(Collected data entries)
───
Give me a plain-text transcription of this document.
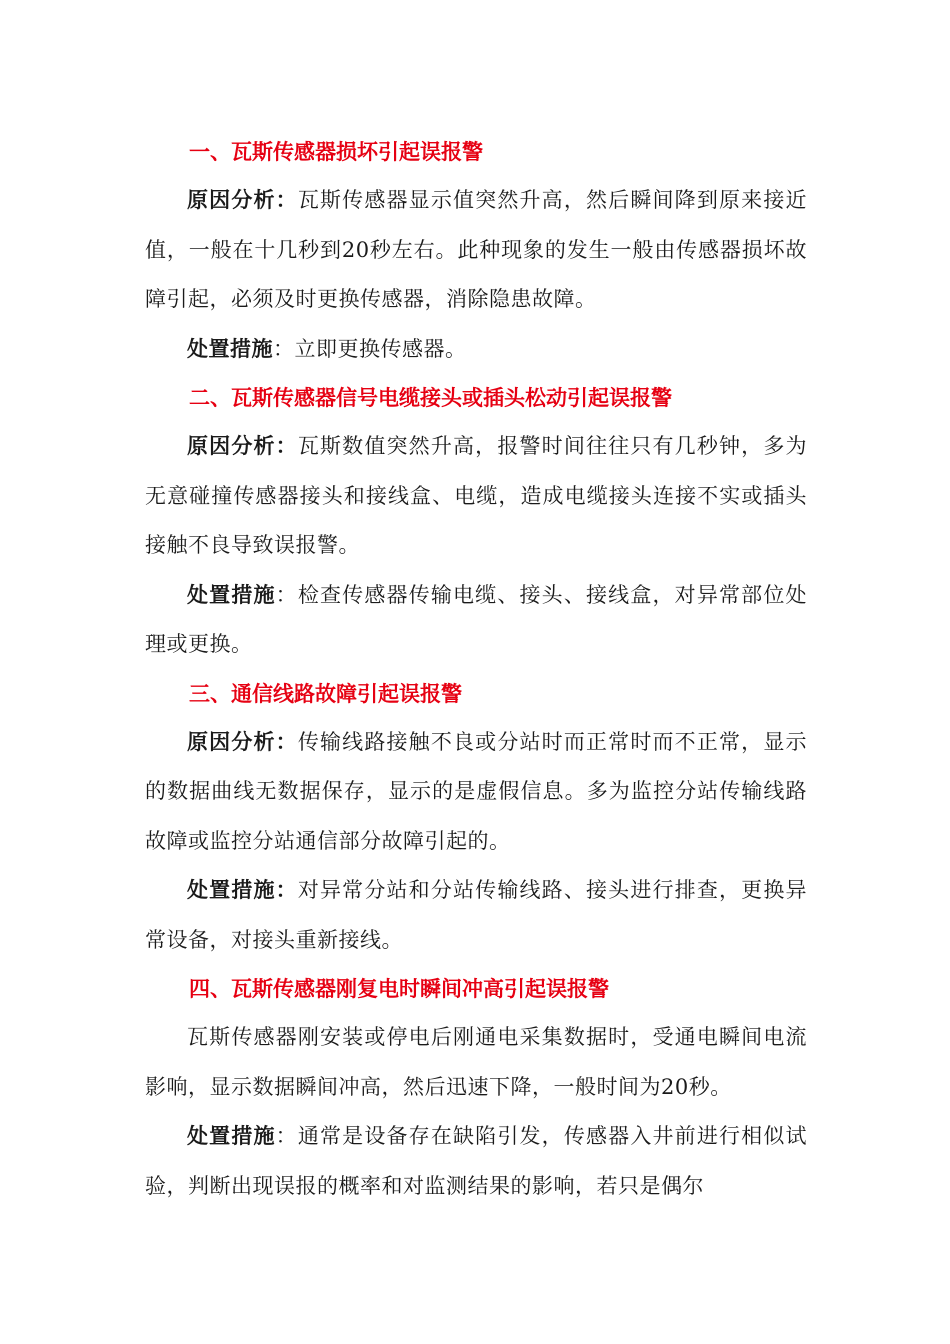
一、瓦斯传感器损坏引起误报警

原因分析：瓦斯传感器显示值突然升高，然后瞬间降到原来接近值，一般在十几秒到20秒左右。此种现象的发生一般由传感器损坏故障引起，必须及时更换传感器，消除隐患故障。

处置措施：立即更换传感器。

二、瓦斯传感器信号电缆接头或插头松动引起误报警

原因分析：瓦斯数值突然升高，报警时间往往只有几秒钟，多为无意碰撞传感器接头和接线盒、电缆，造成电缆接头连接不实或插头接触不良导致误报警。

处置措施：检查传感器传输电缆、接头、接线盒，对异常部位处理或更换。

三、通信线路故障引起误报警

原因分析：传输线路接触不良或分站时而正常时而不正常，显示的数据曲线无数据保存，显示的是虚假信息。多为监控分站传输线路故障或监控分站通信部分故障引起的。

处置措施：对异常分站和分站传输线路、接头进行排查，更换异常设备，对接头重新接线。

四、瓦斯传感器刚复电时瞬间冲高引起误报警

瓦斯传感器刚安装或停电后刚通电采集数据时，受通电瞬间电流影响，显示数据瞬间冲高，然后迅速下降，一般时间为20秒。

处置措施：通常是设备存在缺陷引发，传感器入井前进行相似试验，判断出现误报的概率和对监测结果的影响，若只是偶尔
───
EXERCISE:
Repeat all of the data above word for word, minus the pictures.

WRITTEN RESPONSE:
Give me a plain-text transcription of this document.
一、瓦斯传感器损坏引起误报警

原因分析：瓦斯传感器显示值突然升高，然后瞬间降到原来接近值，一般在十几秒到20秒左右。此种现象的发生一般由传感器损坏故障引起，必须及时更换传感器，消除隐患故障。

处置措施：立即更换传感器。

二、瓦斯传感器信号电缆接头或插头松动引起误报警

原因分析：瓦斯数值突然升高，报警时间往往只有几秒钟，多为无意碰撞传感器接头和接线盒、电缆，造成电缆接头连接不实或插头接触不良导致误报警。

处置措施：检查传感器传输电缆、接头、接线盒，对异常部位处理或更换。

三、通信线路故障引起误报警

原因分析：传输线路接触不良或分站时而正常时而不正常，显示的数据曲线无数据保存，显示的是虚假信息。多为监控分站传输线路故障或监控分站通信部分故障引起的。

处置措施：对异常分站和分站传输线路、接头进行排查，更换异常设备，对接头重新接线。

四、瓦斯传感器刚复电时瞬间冲高引起误报警

瓦斯传感器刚安装或停电后刚通电采集数据时，受通电瞬间电流影响，显示数据瞬间冲高，然后迅速下降，一般时间为20秒。

处置措施：通常是设备存在缺陷引发，传感器入井前进行相似试验，判断出现误报的概率和对监测结果的影响，若只是偶尔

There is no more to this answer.